━━━ Given records ━━━

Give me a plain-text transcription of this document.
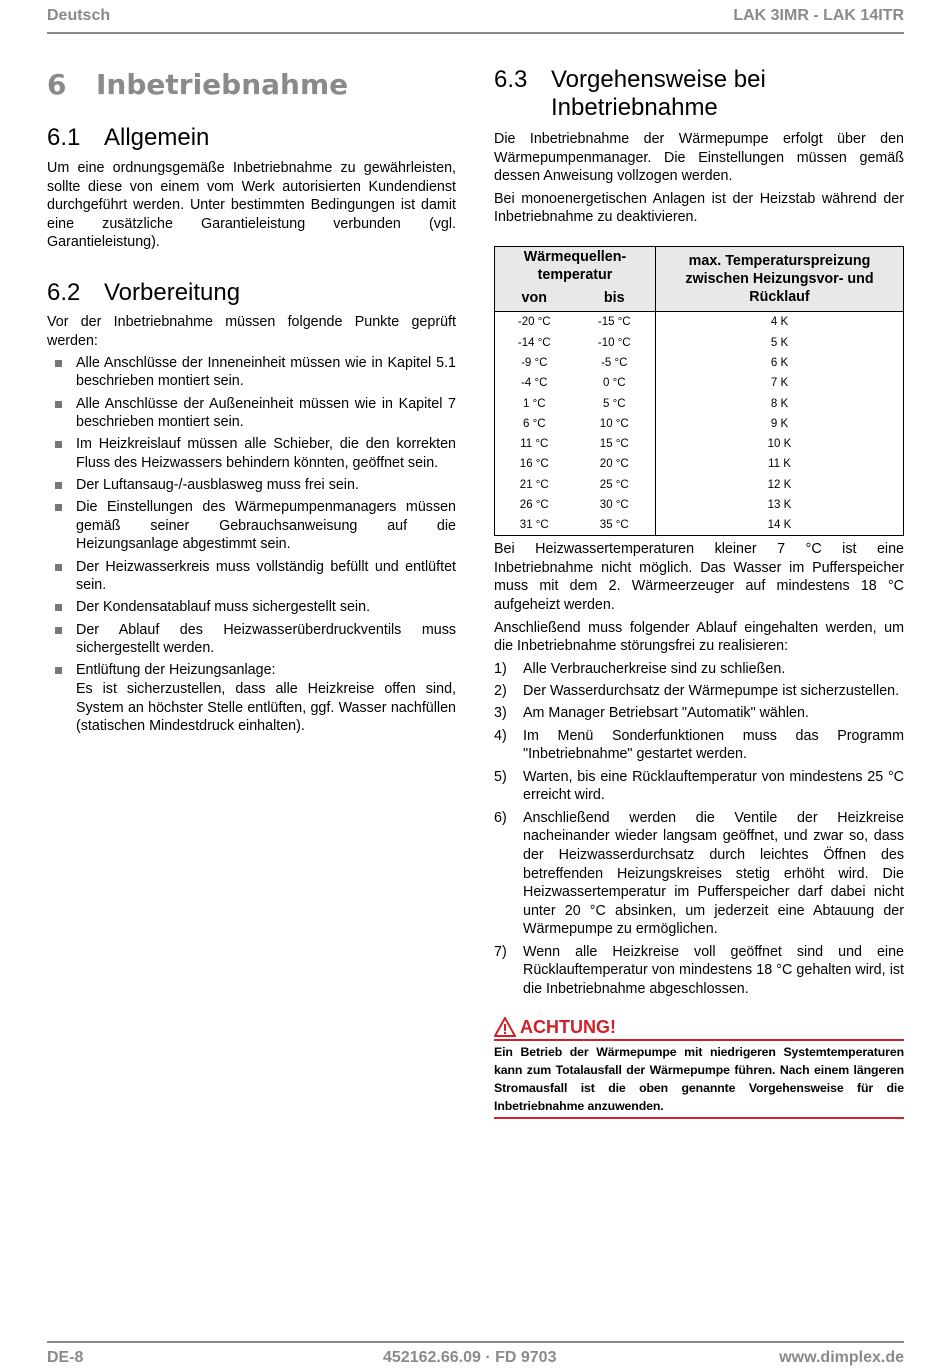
Deutsch	LAK 3IMR - LAK 14ITR
6	Inbetriebnahme
6.1 Allgemein
Um eine ordnungsgemäße Inbetriebnahme zu gewährleisten, sollte diese von einem vom Werk autorisierten Kundendienst durchgeführt werden. Unter bestimmten Bedingungen ist damit eine zusätzliche Garantieleistung verbunden (vgl. Garantieleistung).
6.2 Vorbereitung
Vor der Inbetriebnahme müssen folgende Punkte geprüft werden:
Alle Anschlüsse der Inneneinheit müssen wie in Kapitel 5.1 beschrieben montiert sein.
Alle Anschlüsse der Außeneinheit müssen wie in Kapitel 7 beschrieben montiert sein.
Im Heizkreislauf müssen alle Schieber, die den korrekten Fluss des Heizwassers behindern könnten, geöffnet sein.
Der Luftansaug-/-ausblasweg muss frei sein.
Die Einstellungen des Wärmepumpenmanagers müssen gemäß seiner Gebrauchsanweisung auf die Heizungsanlage abgestimmt sein.
Der Heizwasserkreis muss vollständig befüllt und entlüftet sein.
Der Kondensatablauf muss sichergestellt sein.
Der Ablauf des Heizwasserüberdruckventils muss sichergestellt werden.
Entlüftung der Heizungsanlage:
Es ist sicherzustellen, dass alle Heizkreise offen sind, System an höchster Stelle entlüften, ggf. Wasser nachfüllen (statischen Mindestdruck einhalten).
6.3 Vorgehensweise bei
Inbetriebnahme
Die Inbetriebnahme der Wärmepumpe erfolgt über den Wärmepumpenmanager. Die Einstellungen müssen gemäß dessen Anweisung vollzogen werden.
Bei monoenergetischen Anlagen ist der Heizstab während der Inbetriebnahme zu deaktivieren.
Wärmequellen-temperatur		max. Temperaturspreizung zwischen Heizungsvor- und Rücklauf
von	bis	
-20 °C	-15 °C	4 K
-14 °C	-10 °C	5 K
-9 °C	-5 °C	6 K
-4 °C	0 °C	7 K
1 °C	5 °C	8 K
6 °C	10 °C	9 K
11 °C	15 °C	10 K
16 °C	20 °C	11 K
21 °C	25 °C	12 K
26 °C	30 °C	13 K
31 °C	35 °C	14 K
Bei Heizwassertemperaturen kleiner 7 °C ist eine Inbetriebnahme nicht möglich. Das Wasser im Pufferspeicher muss mit dem 2. Wärmeerzeuger auf mindestens 18 °C aufgeheizt werden.
Anschließend muss folgender Ablauf eingehalten werden, um die Inbetriebnahme störungsfrei zu realisieren:
1) Alle Verbraucherkreise sind zu schließen.
2) Der Wasserdurchsatz der Wärmepumpe ist sicherzustellen.
3) Am Manager Betriebsart "Automatik" wählen.
4) Im Menü Sonderfunktionen muss das Programm "Inbetriebnahme" gestartet werden.
5) Warten, bis eine Rücklauftemperatur von mindestens 25 °C erreicht wird.
6) Anschließend werden die Ventile der Heizkreise nacheinander wieder langsam geöffnet, und zwar so, dass der Heizwasserdurchsatz durch leichtes Öffnen des betreffenden Heizungskreises stetig erhöht wird. Die Heizwassertemperatur im Pufferspeicher darf dabei nicht unter 20 °C absinken, um jederzeit eine Abtauung der Wärmepumpe zu ermöglichen.
7) Wenn alle Heizkreise voll geöffnet sind und eine Rücklauftemperatur von mindestens 18 °C gehalten wird, ist die Inbetriebnahme abgeschlossen.
ACHTUNG!
Ein Betrieb der Wärmepumpe mit niedrigeren Systemtemperaturen kann zum Totalausfall der Wärmepumpe führen. Nach einem längeren Stromausfall ist die oben genannte Vorgehensweise für die Inbetriebnahme anzuwenden.
DE-8	452162.66.09 · FD 9703	www.dimplex.de
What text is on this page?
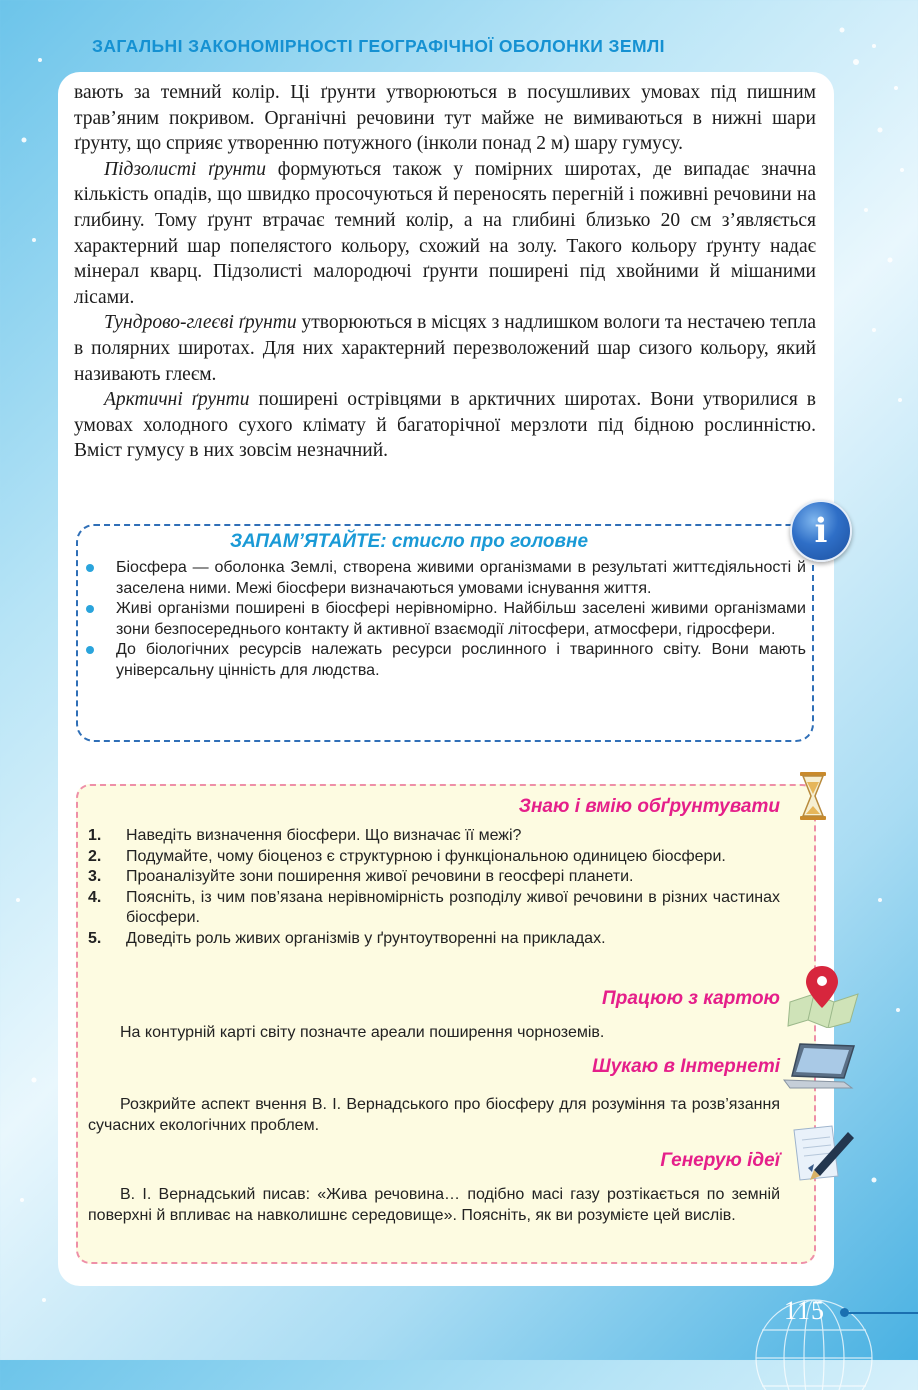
ЗАГАЛЬНІ ЗАКОНОМІРНОСТІ ГЕОГРАФІЧНОЇ ОБОЛОНКИ ЗЕМЛІ

вають за темний колір. Ці ґрунти утворюються в посушливих умовах під пишним трав’яним покривом. Органічні речовини тут майже не вимиваються в нижні шари ґрунту, що сприяє утворенню потужного (інколи понад 2 м) шару гумусу.

Підзолисті ґрунти формуються також у помірних широтах, де випадає значна кількість опадів, що швидко просочуються й переносять перегній і поживні речовини на глибину. Тому ґрунт втрачає темний колір, а на глибині близько 20 см з’являється характерний шар попелястого кольору, схожий на золу. Такого кольору ґрунту надає мінерал кварц. Підзолисті малородючі ґрунти поширені під хвойними й мішаними лісами.

Тундрово-глеєві ґрунти утворюються в місцях з надлишком вологи та нестачею тепла в полярних широтах. Для них характерний перезволожений шар сизого кольору, який називають глеєм.

Арктичні ґрунти поширені острівцями в арктичних широтах. Вони утворилися в умовах холодного сухого клімату й багаторічної мерзлоти під бідною рослинністю. Вміст гумусу в них зовсім незначний.

ЗАПАМ’ЯТАЙТЕ: стисло про головне	i
Біосфера — оболонка Землі, створена живими організмами в результаті життєдіяльності й заселена ними. Межі біосфери визначаються умовами існування життя.
Живі організми поширені в біосфері нерівномірно. Найбільш заселені живими організмами зони безпосереднього контакту й активної взаємодії літосфери, атмосфери, гідросфери.
До біологічних ресурсів належать ресурси рослинного і тваринного світу. Вони мають універсальну цінність для людства.
Знаю і вмію обґрунтувати
1. Наведіть визначення біосфери. Що визначає її межі?
2. Подумайте, чому біоценоз є структурною і функціональною одиницею біосфери.
3. Проаналізуйте зони поширення живої речовини в геосфері планети.
4. Поясніть, із чим пов’язана нерівномірність розподілу живої речовини в різних частинах біосфери.
5. Доведіть роль живих організмів у ґрунтоутворенні на прикладах.
Працюю з картою

На контурній карті світу позначте ареали поширення чорноземів.

Шукаю в Інтернеті

Розкрийте аспект вчення В. І. Вернадського про біосферу для розуміння та розв’язання сучасних екологічних проблем.

Генерую ідеї

В. І. Вернадський писав: «Жива речовина… подібно масі газу розтікається по земній поверхні й впливає на навколишнє середовище». Поясніть, як ви розумієте цей вислів.

115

━━━

### Goal
Report the number of lines that contain "речовини", with no other words.

### In response
4